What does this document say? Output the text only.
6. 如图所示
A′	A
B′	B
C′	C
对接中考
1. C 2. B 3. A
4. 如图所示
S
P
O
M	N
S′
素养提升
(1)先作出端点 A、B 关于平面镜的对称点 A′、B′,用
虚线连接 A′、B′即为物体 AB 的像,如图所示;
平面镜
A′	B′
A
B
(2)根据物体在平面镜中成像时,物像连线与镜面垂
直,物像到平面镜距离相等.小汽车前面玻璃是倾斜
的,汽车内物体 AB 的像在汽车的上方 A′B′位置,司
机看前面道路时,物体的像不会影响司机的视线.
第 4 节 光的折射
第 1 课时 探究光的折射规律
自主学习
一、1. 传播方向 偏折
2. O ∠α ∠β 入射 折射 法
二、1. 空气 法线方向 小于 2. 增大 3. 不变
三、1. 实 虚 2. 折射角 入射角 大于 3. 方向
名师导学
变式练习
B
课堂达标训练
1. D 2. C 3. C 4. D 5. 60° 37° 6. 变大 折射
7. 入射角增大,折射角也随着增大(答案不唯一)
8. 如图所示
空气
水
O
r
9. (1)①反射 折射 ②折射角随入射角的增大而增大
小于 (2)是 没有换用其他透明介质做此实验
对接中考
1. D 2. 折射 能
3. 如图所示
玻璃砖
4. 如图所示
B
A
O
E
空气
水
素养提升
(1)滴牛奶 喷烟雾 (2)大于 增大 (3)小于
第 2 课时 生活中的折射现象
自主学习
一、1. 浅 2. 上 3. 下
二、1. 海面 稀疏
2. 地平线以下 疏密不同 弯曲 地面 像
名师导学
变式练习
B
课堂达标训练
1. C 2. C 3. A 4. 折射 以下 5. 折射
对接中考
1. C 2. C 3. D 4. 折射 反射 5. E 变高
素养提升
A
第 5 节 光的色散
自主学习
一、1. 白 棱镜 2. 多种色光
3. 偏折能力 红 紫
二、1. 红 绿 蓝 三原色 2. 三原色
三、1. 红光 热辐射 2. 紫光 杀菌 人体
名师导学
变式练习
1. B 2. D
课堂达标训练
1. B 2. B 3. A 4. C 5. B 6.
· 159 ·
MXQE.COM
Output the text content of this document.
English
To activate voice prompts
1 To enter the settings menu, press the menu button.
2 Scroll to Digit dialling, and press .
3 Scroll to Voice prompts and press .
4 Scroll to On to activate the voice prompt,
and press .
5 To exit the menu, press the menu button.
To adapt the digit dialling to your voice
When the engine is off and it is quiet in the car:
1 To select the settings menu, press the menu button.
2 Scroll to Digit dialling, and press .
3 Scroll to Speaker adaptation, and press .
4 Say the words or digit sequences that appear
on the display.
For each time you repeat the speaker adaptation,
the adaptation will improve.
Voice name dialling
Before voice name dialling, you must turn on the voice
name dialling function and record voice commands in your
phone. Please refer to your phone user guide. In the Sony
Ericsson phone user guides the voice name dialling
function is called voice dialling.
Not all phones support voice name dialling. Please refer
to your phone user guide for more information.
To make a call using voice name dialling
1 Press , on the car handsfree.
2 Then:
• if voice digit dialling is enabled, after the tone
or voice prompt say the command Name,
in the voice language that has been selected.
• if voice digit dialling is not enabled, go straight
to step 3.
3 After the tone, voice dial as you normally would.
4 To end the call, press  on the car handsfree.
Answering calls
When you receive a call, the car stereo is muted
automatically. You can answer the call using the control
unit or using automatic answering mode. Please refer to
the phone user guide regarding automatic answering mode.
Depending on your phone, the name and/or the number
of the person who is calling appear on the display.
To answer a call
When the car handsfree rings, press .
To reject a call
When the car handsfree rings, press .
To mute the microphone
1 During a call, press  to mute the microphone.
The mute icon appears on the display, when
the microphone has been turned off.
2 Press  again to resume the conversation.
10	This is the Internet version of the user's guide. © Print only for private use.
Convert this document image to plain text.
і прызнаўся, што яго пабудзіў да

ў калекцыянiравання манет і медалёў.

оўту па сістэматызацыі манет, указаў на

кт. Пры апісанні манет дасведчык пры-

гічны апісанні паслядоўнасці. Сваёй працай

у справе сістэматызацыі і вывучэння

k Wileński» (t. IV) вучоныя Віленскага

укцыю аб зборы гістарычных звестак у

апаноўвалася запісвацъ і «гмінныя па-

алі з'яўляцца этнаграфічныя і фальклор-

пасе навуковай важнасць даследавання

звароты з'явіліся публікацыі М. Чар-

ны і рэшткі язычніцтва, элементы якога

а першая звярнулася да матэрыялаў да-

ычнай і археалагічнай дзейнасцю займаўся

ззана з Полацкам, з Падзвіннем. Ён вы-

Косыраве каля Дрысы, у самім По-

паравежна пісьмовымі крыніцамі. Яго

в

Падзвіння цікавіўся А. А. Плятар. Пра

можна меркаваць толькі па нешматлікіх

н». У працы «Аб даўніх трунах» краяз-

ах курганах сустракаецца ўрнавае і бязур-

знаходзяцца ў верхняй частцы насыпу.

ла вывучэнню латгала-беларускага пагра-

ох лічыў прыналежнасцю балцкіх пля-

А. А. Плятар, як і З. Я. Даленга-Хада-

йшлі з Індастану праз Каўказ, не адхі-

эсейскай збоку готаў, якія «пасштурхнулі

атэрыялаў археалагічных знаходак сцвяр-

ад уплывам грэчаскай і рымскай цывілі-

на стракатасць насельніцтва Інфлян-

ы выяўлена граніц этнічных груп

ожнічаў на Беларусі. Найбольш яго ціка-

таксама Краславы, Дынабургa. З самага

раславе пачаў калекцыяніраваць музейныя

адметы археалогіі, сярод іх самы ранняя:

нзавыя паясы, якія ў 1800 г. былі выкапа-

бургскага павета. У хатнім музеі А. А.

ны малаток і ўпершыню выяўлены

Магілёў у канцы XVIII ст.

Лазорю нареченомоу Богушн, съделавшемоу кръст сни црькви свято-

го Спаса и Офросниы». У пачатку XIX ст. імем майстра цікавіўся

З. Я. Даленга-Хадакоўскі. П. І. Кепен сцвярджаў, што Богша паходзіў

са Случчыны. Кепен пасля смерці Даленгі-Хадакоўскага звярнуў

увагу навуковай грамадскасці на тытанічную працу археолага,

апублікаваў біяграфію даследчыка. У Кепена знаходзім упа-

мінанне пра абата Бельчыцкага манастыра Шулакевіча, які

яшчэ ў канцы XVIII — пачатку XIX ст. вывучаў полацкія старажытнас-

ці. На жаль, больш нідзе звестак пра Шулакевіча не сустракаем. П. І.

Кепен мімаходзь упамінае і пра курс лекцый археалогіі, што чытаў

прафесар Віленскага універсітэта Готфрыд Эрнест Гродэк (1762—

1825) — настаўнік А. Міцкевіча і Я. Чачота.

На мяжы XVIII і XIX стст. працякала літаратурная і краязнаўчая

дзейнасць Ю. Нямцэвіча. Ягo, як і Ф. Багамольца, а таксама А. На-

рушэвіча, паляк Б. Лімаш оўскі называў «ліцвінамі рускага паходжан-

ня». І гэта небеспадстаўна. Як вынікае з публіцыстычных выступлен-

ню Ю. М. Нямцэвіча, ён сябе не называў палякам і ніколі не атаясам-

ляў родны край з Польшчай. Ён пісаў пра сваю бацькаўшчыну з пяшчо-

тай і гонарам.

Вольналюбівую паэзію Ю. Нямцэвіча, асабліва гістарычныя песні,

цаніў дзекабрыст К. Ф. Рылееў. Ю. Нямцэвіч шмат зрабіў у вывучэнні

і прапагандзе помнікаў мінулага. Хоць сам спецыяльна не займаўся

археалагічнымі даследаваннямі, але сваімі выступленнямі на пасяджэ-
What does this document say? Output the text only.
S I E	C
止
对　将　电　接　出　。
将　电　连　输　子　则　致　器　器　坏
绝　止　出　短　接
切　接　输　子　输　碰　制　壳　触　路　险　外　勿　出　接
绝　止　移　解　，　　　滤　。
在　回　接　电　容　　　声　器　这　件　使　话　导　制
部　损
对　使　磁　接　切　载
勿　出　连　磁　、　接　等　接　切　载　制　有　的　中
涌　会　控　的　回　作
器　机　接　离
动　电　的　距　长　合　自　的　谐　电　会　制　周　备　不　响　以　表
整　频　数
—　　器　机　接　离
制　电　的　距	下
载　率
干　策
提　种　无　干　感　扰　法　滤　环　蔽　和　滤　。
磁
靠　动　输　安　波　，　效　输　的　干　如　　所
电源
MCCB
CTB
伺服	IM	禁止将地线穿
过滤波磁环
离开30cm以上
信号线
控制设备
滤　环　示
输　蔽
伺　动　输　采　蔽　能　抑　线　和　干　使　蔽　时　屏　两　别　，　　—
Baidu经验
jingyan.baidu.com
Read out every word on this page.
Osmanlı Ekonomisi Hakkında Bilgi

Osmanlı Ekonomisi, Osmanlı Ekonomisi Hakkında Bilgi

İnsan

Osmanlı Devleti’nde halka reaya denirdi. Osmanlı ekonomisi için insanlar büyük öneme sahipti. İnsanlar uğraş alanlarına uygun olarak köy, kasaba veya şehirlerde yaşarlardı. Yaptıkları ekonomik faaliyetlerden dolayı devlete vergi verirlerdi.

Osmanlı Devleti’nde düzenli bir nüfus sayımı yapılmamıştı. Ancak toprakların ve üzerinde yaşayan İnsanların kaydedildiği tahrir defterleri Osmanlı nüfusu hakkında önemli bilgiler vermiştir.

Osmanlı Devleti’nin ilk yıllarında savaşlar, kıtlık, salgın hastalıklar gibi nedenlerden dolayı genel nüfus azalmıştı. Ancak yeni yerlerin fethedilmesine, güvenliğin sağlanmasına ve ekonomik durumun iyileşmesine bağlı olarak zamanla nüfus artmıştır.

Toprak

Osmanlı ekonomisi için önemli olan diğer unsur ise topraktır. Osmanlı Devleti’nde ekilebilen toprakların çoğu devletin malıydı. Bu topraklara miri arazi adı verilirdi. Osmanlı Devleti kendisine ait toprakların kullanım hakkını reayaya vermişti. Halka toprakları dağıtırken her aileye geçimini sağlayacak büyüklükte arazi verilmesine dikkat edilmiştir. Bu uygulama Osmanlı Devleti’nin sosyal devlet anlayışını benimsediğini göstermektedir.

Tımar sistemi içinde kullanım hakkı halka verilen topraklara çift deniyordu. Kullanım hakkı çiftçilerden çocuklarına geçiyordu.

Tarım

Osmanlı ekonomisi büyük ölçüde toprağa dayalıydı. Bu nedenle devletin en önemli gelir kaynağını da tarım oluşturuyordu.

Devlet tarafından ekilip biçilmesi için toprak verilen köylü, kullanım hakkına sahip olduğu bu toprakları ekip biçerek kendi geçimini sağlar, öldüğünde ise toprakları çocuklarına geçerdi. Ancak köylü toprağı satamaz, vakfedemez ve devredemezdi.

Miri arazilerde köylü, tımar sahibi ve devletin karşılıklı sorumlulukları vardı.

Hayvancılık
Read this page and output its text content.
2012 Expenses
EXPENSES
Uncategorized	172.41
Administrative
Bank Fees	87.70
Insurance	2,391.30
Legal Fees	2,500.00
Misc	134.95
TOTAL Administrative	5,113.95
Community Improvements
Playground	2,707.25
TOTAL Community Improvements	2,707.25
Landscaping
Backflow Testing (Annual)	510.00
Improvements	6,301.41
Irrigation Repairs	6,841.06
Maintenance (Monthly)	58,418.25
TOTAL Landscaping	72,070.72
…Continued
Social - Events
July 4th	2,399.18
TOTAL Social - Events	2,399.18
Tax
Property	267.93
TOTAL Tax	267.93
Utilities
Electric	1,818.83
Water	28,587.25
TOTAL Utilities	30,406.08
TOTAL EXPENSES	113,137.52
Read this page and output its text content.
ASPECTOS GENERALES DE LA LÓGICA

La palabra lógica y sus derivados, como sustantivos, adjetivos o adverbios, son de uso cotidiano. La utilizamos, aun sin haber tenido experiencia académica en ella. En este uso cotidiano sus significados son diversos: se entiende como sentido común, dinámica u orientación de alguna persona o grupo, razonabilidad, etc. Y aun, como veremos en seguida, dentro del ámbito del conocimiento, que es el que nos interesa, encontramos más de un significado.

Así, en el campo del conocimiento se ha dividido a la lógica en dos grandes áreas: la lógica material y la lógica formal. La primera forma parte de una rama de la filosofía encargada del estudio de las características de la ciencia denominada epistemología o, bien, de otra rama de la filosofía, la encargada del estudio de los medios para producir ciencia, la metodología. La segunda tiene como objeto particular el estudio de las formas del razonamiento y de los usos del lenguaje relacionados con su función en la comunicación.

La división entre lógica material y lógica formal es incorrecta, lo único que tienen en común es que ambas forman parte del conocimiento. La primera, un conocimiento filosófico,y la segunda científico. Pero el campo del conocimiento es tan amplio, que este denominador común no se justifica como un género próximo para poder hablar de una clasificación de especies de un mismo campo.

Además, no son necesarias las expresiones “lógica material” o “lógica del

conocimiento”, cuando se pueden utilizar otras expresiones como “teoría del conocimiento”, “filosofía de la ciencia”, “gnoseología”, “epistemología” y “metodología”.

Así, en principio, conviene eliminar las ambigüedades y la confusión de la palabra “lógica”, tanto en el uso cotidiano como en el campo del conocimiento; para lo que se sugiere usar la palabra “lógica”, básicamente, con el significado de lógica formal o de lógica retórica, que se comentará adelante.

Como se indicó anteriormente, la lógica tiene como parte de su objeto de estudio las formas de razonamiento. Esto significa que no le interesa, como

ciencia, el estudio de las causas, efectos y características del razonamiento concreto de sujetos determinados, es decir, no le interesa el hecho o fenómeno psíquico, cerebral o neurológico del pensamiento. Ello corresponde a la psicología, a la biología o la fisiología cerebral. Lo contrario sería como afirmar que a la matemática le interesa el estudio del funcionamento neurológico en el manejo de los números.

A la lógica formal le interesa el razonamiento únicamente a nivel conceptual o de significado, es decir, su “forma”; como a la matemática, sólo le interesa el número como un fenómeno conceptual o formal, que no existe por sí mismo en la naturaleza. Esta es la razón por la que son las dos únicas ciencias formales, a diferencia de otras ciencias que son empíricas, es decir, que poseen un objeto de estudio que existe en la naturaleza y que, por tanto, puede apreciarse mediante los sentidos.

EXERCISE OBJECTIVE:
Above are the records. Copy every line in them holding "button".

COMPLETE ANSWER:
1 To enter the settings menu, press the menu button.
5 To exit the menu, press the menu button.
1 To select the settings menu, press the menu button.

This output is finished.